● **GIVEN DATA**:
** BEGIN **
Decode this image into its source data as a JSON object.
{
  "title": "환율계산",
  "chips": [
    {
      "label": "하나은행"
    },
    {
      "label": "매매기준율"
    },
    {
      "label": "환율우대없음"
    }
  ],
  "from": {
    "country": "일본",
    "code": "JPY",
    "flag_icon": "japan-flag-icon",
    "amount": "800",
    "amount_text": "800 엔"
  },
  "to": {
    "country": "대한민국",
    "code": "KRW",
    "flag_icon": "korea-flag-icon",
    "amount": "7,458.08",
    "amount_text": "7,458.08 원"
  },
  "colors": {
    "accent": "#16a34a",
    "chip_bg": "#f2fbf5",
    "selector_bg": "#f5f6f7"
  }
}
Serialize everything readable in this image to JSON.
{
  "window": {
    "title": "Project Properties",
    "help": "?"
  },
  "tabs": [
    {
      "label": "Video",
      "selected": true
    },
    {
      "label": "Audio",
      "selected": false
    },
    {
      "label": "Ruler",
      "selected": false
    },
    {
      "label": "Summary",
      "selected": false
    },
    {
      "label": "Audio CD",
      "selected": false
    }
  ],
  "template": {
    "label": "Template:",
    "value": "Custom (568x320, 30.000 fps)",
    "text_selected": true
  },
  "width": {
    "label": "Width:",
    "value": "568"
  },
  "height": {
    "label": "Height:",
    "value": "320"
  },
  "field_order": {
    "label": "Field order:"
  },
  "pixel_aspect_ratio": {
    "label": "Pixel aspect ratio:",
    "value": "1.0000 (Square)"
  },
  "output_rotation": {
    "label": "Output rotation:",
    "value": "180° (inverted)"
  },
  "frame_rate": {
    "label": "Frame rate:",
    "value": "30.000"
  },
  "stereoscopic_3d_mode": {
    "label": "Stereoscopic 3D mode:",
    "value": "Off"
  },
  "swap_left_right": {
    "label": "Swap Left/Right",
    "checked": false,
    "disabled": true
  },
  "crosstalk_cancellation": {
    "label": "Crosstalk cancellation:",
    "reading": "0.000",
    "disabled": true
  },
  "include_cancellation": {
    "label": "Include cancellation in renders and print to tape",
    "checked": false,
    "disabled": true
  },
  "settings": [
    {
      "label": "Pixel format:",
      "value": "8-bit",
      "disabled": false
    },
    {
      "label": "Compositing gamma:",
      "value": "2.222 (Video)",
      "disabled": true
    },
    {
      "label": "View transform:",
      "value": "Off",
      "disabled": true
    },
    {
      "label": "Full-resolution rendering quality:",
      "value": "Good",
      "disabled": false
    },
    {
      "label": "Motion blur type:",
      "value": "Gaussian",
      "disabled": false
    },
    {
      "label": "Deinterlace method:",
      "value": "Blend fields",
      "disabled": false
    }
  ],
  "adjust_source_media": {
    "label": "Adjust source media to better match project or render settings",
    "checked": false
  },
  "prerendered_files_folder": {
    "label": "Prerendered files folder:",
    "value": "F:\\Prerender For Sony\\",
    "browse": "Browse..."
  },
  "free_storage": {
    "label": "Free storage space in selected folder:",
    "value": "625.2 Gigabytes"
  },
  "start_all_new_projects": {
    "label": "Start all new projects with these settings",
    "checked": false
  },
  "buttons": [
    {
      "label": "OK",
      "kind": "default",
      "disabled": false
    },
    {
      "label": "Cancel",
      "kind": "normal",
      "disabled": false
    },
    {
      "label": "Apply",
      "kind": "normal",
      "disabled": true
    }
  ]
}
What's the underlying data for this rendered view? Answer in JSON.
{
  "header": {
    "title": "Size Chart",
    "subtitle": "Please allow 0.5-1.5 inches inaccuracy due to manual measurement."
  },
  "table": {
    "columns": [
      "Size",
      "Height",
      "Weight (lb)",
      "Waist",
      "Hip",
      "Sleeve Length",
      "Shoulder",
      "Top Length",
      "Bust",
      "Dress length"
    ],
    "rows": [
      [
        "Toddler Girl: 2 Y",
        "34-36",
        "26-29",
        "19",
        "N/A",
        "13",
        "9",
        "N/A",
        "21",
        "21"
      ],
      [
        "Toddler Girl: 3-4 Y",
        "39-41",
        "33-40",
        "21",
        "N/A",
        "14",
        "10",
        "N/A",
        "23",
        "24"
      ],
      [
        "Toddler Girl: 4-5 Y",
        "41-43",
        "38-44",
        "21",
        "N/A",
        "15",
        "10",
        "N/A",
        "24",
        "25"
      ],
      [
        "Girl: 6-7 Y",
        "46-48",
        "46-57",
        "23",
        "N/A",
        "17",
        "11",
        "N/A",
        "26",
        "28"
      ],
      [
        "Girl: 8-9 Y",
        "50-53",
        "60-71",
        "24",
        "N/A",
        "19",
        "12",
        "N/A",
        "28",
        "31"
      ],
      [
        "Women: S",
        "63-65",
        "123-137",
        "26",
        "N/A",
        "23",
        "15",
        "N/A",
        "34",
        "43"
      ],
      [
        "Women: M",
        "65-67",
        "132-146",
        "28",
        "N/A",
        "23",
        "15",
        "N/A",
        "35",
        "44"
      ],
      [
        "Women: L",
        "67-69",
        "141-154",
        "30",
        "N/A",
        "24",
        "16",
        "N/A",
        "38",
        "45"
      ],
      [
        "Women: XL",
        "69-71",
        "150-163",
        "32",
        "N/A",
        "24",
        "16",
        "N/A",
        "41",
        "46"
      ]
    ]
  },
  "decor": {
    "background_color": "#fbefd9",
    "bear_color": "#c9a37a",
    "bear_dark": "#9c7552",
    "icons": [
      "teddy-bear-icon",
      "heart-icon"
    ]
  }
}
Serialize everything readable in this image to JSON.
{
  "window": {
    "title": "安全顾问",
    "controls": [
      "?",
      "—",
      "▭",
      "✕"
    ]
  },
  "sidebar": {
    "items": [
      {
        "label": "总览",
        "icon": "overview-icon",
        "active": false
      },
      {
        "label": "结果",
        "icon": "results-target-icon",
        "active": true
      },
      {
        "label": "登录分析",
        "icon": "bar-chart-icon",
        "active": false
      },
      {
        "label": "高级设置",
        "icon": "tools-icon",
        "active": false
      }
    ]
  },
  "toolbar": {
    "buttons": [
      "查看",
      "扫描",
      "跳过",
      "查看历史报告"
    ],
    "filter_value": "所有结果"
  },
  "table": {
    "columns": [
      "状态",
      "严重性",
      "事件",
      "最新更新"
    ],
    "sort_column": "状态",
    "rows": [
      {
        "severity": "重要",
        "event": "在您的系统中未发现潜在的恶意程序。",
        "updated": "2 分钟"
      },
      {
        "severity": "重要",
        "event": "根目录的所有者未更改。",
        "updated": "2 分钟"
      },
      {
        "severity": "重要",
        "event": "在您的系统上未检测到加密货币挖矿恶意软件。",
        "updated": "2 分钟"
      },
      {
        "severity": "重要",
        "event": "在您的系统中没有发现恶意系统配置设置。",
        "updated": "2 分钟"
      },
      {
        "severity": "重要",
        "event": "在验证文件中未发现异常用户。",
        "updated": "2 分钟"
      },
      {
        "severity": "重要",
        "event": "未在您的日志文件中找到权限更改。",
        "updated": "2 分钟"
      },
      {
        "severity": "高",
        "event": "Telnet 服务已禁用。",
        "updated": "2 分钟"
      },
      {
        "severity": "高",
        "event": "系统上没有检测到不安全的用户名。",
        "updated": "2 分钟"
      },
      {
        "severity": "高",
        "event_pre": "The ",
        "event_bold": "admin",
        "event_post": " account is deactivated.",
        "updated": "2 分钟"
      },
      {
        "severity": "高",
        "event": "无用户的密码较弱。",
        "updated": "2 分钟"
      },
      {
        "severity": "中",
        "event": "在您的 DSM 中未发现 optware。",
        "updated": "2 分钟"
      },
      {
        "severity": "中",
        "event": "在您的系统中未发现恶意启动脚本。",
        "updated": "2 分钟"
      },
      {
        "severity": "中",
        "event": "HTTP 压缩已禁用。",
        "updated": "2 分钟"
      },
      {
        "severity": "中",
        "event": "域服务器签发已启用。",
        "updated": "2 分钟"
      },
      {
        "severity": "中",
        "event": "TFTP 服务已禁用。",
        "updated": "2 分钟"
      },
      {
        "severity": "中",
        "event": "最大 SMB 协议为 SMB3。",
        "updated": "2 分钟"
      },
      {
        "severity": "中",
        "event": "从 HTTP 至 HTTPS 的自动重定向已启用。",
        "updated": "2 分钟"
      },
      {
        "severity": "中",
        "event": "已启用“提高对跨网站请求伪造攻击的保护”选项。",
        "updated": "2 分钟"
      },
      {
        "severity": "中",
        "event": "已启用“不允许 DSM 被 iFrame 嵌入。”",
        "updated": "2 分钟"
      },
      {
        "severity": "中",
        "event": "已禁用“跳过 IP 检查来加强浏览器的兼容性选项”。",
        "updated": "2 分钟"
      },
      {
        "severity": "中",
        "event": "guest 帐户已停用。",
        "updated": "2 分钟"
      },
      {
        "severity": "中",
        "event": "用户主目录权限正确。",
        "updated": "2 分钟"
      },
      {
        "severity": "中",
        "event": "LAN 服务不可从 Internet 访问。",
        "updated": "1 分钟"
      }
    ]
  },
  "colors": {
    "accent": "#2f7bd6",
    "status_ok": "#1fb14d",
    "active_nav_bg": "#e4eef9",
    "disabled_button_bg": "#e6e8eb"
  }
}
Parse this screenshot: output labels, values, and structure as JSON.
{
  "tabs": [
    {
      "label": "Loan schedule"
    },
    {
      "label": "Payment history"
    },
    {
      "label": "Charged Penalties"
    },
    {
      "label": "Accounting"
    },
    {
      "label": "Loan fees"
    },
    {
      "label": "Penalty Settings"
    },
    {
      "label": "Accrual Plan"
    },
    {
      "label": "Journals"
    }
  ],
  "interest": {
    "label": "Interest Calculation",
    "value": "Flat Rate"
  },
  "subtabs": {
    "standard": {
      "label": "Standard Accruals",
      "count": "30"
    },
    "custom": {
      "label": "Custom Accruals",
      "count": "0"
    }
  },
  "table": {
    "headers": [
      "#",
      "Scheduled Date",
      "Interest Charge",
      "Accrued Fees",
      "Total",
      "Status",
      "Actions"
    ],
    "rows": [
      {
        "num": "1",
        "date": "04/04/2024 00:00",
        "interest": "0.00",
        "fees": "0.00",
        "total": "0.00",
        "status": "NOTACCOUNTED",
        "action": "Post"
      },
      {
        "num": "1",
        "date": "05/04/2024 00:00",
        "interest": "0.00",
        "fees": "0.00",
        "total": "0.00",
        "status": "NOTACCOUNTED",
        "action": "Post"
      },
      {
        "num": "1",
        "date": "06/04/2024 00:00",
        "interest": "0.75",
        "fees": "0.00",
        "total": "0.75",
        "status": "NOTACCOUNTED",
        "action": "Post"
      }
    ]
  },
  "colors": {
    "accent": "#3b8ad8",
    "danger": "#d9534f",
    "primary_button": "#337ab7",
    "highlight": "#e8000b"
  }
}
** END **
● **WHAT IS ASKED**: Copy down every line of the material above that includes the string "服务已禁用".

● **ANSWER TO THIS TASK**:
        "event": "Telnet 服务已禁用。",
        "event": "TFTP 服务已禁用。",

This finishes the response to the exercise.